Copy every line with the string "this" in it.

========================================

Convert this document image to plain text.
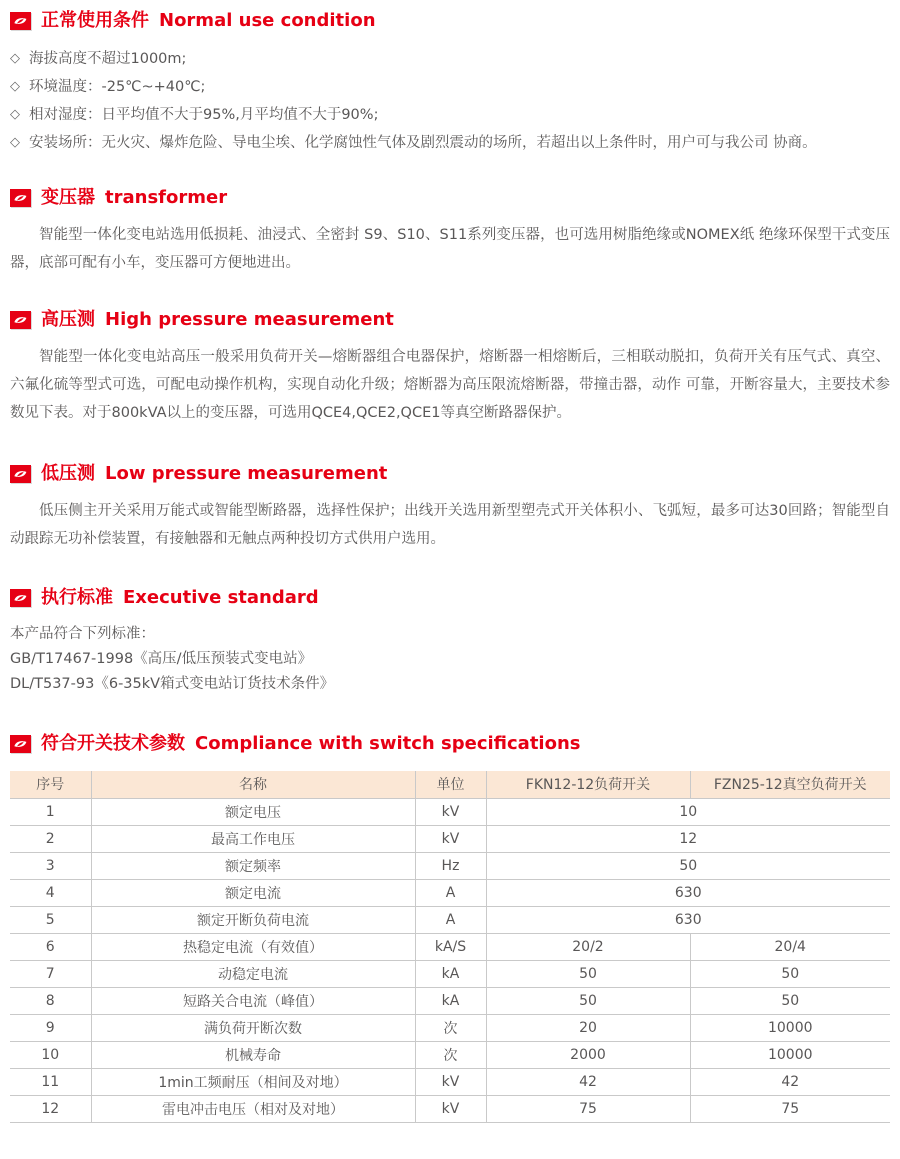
正常使用条件 Normal use condition
◇ 海拔高度不超过1000m;
◇ 环境温度：-25℃~+40℃;
◇ 相对湿度：日平均值不大于95%,月平均值不大于90%;
◇ 安装场所：无火灾、爆炸危险、导电尘埃、化学腐蚀性气体及剧烈震动的场所，若超出以上条件时，用户可与我公司 协商。
变压器 transformer

智能型一体化变电站选用低损耗、油浸式、全密封 S9、S10、S11系列变压器，也可选用树脂绝缘或NOMEX纸 绝缘环保型干式变压器，底部可配有小车，变压器可方便地进出。

高压测 High pressure measurement

智能型一体化变电站高压一般采用负荷开关—熔断器组合电器保护，熔断器一相熔断后，三相联动脱扣，负荷开关有压气式、真空、六氟化硫等型式可选，可配电动操作机构，实现自动化升级；熔断器为高压限流熔断器，带撞击器，动作 可靠，开断容量大，主要技术参数见下表。对于800kVA以上的变压器，可选用QCE4,QCE2,QCE1等真空断路器保护。

低压测 Low pressure measurement

低压侧主开关采用万能式或智能型断路器，选择性保护；出线开关选用新型塑壳式开关体积小、飞弧短，最多可达30回路；智能型自动跟踪无功补偿装置，有接触器和无触点两种投切方式供用户选用。

执行标准 Executive standard
本产品符合下列标准：
GB/T17467-1998《高压/低压预装式变电站》
DL/T537-93《6-35kV箱式变电站订货技术条件》
符合开关技术参数 Compliance with switch specifications
序号	名称	单位	FKN12-12负荷开关	FZN25-12真空负荷开关
1	额定电压	kV	10	
2	最高工作电压	kV	12	
3	额定频率	Hz	50	
4	额定电流	A	630	
5	额定开断负荷电流	A	630	
6	热稳定电流（有效值）	kA/S	20/2	20/4
7	动稳定电流	kA	50	50
8	短路关合电流（峰值）	kA	50	50
9	满负荷开断次数	次	20	10000
10	机械寿命	次	2000	10000
11	1min工频耐压（相间及对地）	kV	42	42
12	雷电冲击电压（相对及对地）	kV	75	75
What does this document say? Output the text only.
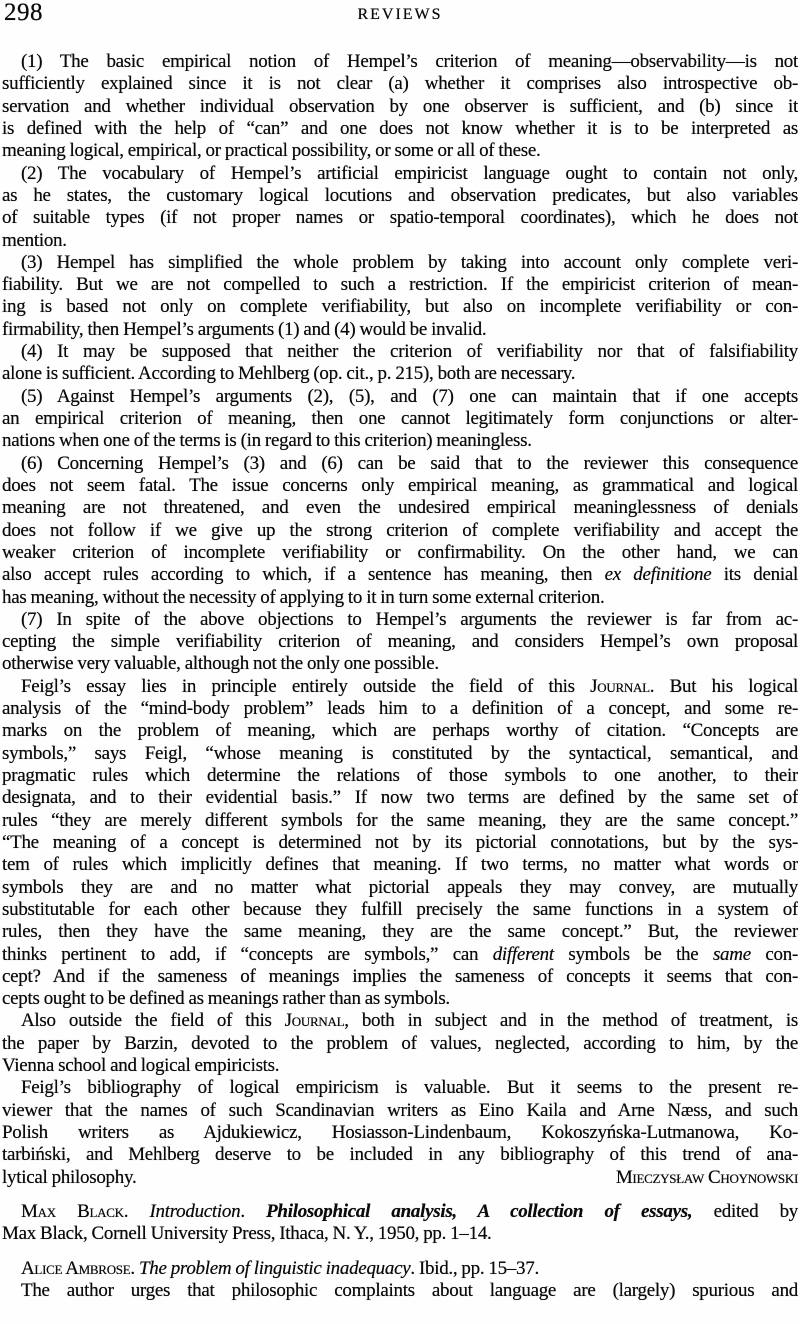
298	REVIEWS
(1) The basic empirical notion of Hempel’s criterion of meaning—observability—is not
sufficiently explained since it is not clear (a) whether it comprises also introspective ob-
servation and whether individual observation by one observer is sufficient, and (b) since it
is defined with the help of “can” and one does not know whether it is to be interpreted as
meaning logical, empirical, or practical possibility, or some or all of these.
(2) The vocabulary of Hempel’s artificial empiricist language ought to contain not only,
as he states, the customary logical locutions and observation predicates, but also variables
of suitable types (if not proper names or spatio-temporal coordinates), which he does not
mention.
(3) Hempel has simplified the whole problem by taking into account only complete veri-
fiability. But we are not compelled to such a restriction. If the empiricist criterion of mean-
ing is based not only on complete verifiability, but also on incomplete verifiability or con-
firmability, then Hempel’s arguments (1) and (4) would be invalid.
(4) It may be supposed that neither the criterion of verifiability nor that of falsifiability
alone is sufficient. According to Mehlberg (op. cit., p. 215), both are necessary.
(5) Against Hempel’s arguments (2), (5), and (7) one can maintain that if one accepts
an empirical criterion of meaning, then one cannot legitimately form conjunctions or alter-
nations when one of the terms is (in regard to this criterion) meaningless.
(6) Concerning Hempel’s (3) and (6) can be said that to the reviewer this consequence
does not seem fatal. The issue concerns only empirical meaning, as grammatical and logical
meaning are not threatened, and even the undesired empirical meaninglessness of denials
does not follow if we give up the strong criterion of complete verifiability and accept the
weaker criterion of incomplete verifiability or confirmability. On the other hand, we can
also accept rules according to which, if a sentence has meaning, then ex definitione its denial
has meaning, without the necessity of applying to it in turn some external criterion.
(7) In spite of the above objections to Hempel’s arguments the reviewer is far from ac-
cepting the simple verifiability criterion of meaning, and considers Hempel’s own proposal
otherwise very valuable, although not the only one possible.
Feigl’s essay lies in principle entirely outside the field of this Journal. But his logical
analysis of the “mind-body problem” leads him to a definition of a concept, and some re-
marks on the problem of meaning, which are perhaps worthy of citation. “Concepts are
symbols,” says Feigl, “whose meaning is constituted by the syntactical, semantical, and
pragmatic rules which determine the relations of those symbols to one another, to their
designata, and to their evidential basis.” If now two terms are defined by the same set of
rules “they are merely different symbols for the same meaning, they are the same concept.”
“The meaning of a concept is determined not by its pictorial connotations, but by the sys-
tem of rules which implicitly defines that meaning. If two terms, no matter what words or
symbols they are and no matter what pictorial appeals they may convey, are mutually
substitutable for each other because they fulfill precisely the same functions in a system of
rules, then they have the same meaning, they are the same concept.” But, the reviewer
thinks pertinent to add, if “concepts are symbols,” can different symbols be the same con-
cept? And if the sameness of meanings implies the sameness of concepts it seems that con-
cepts ought to be defined as meanings rather than as symbols.
Also outside the field of this Journal, both in subject and in the method of treatment, is
the paper by Barzin, devoted to the problem of values, neglected, according to him, by the
Vienna school and logical empiricists.
Feigl’s bibliography of logical empiricism is valuable. But it seems to the present re-
viewer that the names of such Scandinavian writers as Eino Kaila and Arne Næss, and such
Polish writers as Ajdukiewicz, Hosiasson-Lindenbaum, Kokoszyńska-Lutmanowa, Ko-
tarbiński, and Mehlberg deserve to be included in any bibliography of this trend of ana-
lytical philosophy.	Mieczysław Choynowski
Max Black. Introduction. Philosophical analysis, A collection of essays, edited by
Max Black, Cornell University Press, Ithaca, N. Y., 1950, pp. 1–14.
Alice Ambrose. The problem of linguistic inadequacy. Ibid., pp. 15–37.
The author urges that philosophic complaints about language are (largely) spurious and
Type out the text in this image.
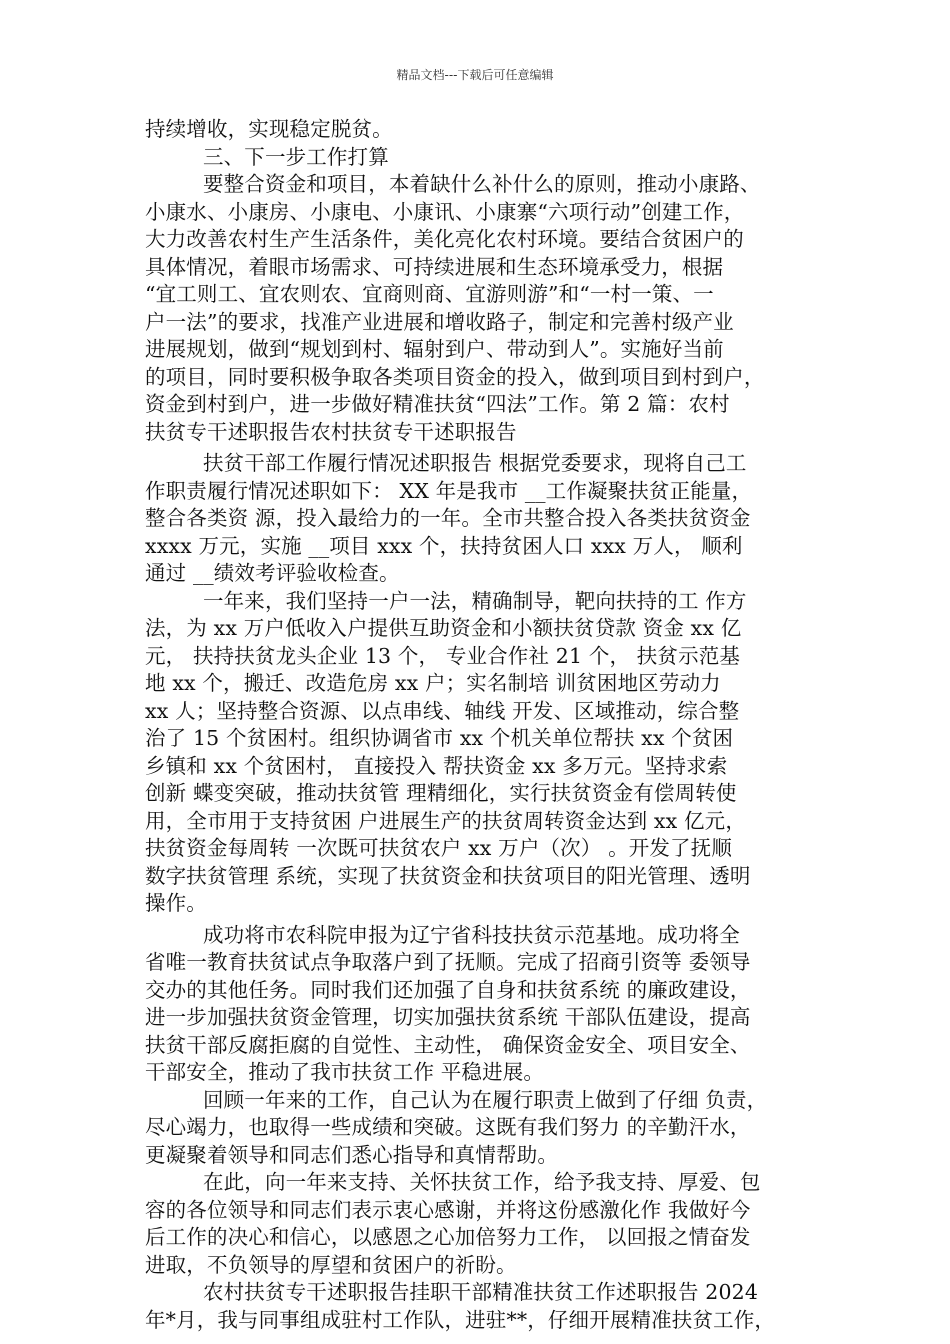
精品文档---下载后可任意编辑
持续增收，实现稳定脱贫。
三、下一步工作打算
要整合资金和项目，本着缺什么补什么的原则，推动小康路、
小康水、小康房、小康电、小康讯、小康寨“六项行动”创建工作，
大力改善农村生产生活条件，美化亮化农村环境。要结合贫困户的
具体情况，着眼市场需求、可持续进展和生态环境承受力，根据
“宜工则工、宜农则农、宜商则商、宜游则游”和“一村一策、一
户一法”的要求，找准产业进展和增收路子，制定和完善村级产业
进展规划，做到“规划到村、辐射到户、带动到人”。实施好当前
的项目，同时要积极争取各类项目资金的投入，做到项目到村到户，
资金到村到户，进一步做好精准扶贫“四法”工作。第 2 篇：农村
扶贫专干述职报告农村扶贫专干述职报告
扶贫干部工作履行情况述职报告 根据党委要求，现将自己工
作职责履行情况述职如下： XX 年是我市 __工作凝聚扶贫正能量，
整合各类资 源，投入最给力的一年。全市共整合投入各类扶贫资金
xxxx 万元，实施 __项目 xxx 个，扶持贫困人口 xxx 万人， 顺利
通过 __绩效考评验收检查。
一年来，我们坚持一户一法，精确制导，靶向扶持的工 作方
法，为 xx 万户低收入户提供互助资金和小额扶贫贷款 资金 xx 亿
元， 扶持扶贫龙头企业 13 个， 专业合作社 21 个， 扶贫示范基
地 xx 个，搬迁、改造危房 xx 户；实名制培 训贫困地区劳动力
xx 人；坚持整合资源、以点串线、轴线 开发、区域推动，综合整
治了 15 个贫困村。组织协调省市 xx 个机关单位帮扶 xx 个贫困
乡镇和 xx 个贫困村， 直接投入 帮扶资金 xx 多万元。坚持求索
创新 蝶变突破，推动扶贫管 理精细化，实行扶贫资金有偿周转使
用，全市用于支持贫困 户进展生产的扶贫周转资金达到 xx 亿元，
扶贫资金每周转 一次既可扶贫农户 xx 万户（次） 。开发了抚顺
数字扶贫管理 系统，实现了扶贫资金和扶贫项目的阳光管理、透明
操作。
成功将市农科院申报为辽宁省科技扶贫示范基地。成功将全
省唯一教育扶贫试点争取落户到了抚顺。完成了招商引资等 委领导
交办的其他任务。同时我们还加强了自身和扶贫系统 的廉政建设，
进一步加强扶贫资金管理，切实加强扶贫系统 干部队伍建设，提高
扶贫干部反腐拒腐的自觉性、主动性， 确保资金安全、项目安全、
干部安全，推动了我市扶贫工作 平稳进展。
回顾一年来的工作，自己认为在履行职责上做到了仔细 负责，
尽心竭力，也取得一些成绩和突破。这既有我们努力 的辛勤汗水，
更凝聚着领导和同志们悉心指导和真情帮助。
在此，向一年来支持、关怀扶贫工作，给予我支持、厚爱、包
容的各位领导和同志们表示衷心感谢，并将这份感激化作 我做好今
后工作的决心和信心，以感恩之心加倍努力工作， 以回报之情奋发
进取，不负领导的厚望和贫困户的祈盼。
农村扶贫专干述职报告挂职干部精准扶贫工作述职报告 2024
年*月，我与同事组成驻村工作队，进驻**，仔细开展精准扶贫工作，
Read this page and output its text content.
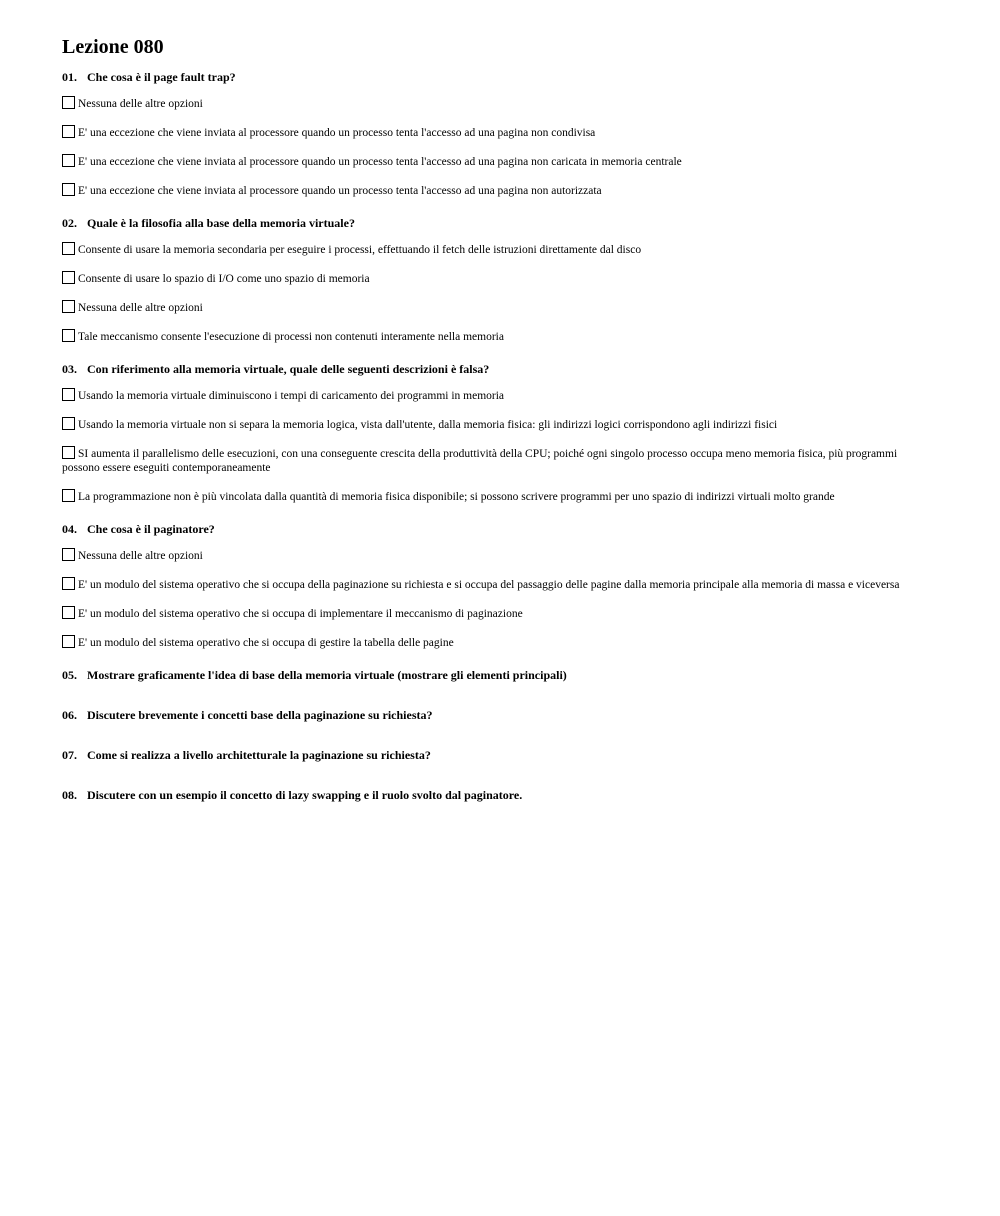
Lezione 080
01. Che cosa è il page fault trap?
Nessuna delle altre opzioni
E' una eccezione che viene inviata al processore quando un processo tenta l'accesso ad una pagina non condivisa
E' una eccezione che viene inviata al processore quando un processo tenta l'accesso ad una pagina non caricata in memoria centrale
E' una eccezione che viene inviata al processore quando un processo tenta l'accesso ad una pagina non autorizzata
02. Quale è la filosofia alla base della memoria virtuale?
Consente di usare la memoria secondaria per eseguire i processi, effettuando il fetch delle istruzioni direttamente dal disco
Consente di usare lo spazio di I/O come uno spazio di memoria
Nessuna delle altre opzioni
Tale meccanismo consente l'esecuzione di processi non contenuti interamente nella memoria
03. Con riferimento alla memoria virtuale, quale delle seguenti descrizioni è falsa?
Usando la memoria virtuale diminuiscono i tempi di caricamento dei programmi in memoria
Usando la memoria virtuale non si separa la memoria logica, vista dall'utente, dalla memoria fisica: gli indirizzi logici corrispondono agli indirizzi fisici
SI aumenta il parallelismo delle esecuzioni, con una conseguente crescita della produttività della CPU; poiché ogni singolo processo occupa meno memoria fisica, più programmi possono essere eseguiti contemporaneamente
La programmazione non è più vincolata dalla quantità di memoria fisica disponibile; si possono scrivere programmi per uno spazio di indirizzi virtuali molto grande
04. Che cosa è il paginatore?
Nessuna delle altre opzioni
E' un modulo del sistema operativo che si occupa della paginazione su richiesta e si occupa del passaggio delle pagine dalla memoria principale alla memoria di massa e viceversa
E' un modulo del sistema operativo che si occupa di implementare il meccanismo di paginazione
E' un modulo del sistema operativo che si occupa di gestire la tabella delle pagine
05. Mostrare graficamente l'idea di base della memoria virtuale (mostrare gli elementi principali)
06. Discutere brevemente i concetti base della paginazione su richiesta?
07. Come si realizza a livello architetturale la paginazione su richiesta?
08. Discutere con un esempio il concetto di lazy swapping e il ruolo svolto dal paginatore.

========================================

=== TASK SOLUTION ===
Convert this document image to plain text.
What does this document say? Output the text only.
nations when one of the terms is (in regard to this criterion) meaningless.
(6) Concerning Hempel’s (3) and (6) can be said that to the reviewer this consequence
Feigl’s essay lies in principle entirely outside the field of this Journal. But his logical
Also outside the field of this Journal, both in subject and in the method of treatment, is
tarbiński, and Mehlberg deserve to be included in any bibliography of this trend of ana-
Type out the text in this image.
Read this page and output its text content.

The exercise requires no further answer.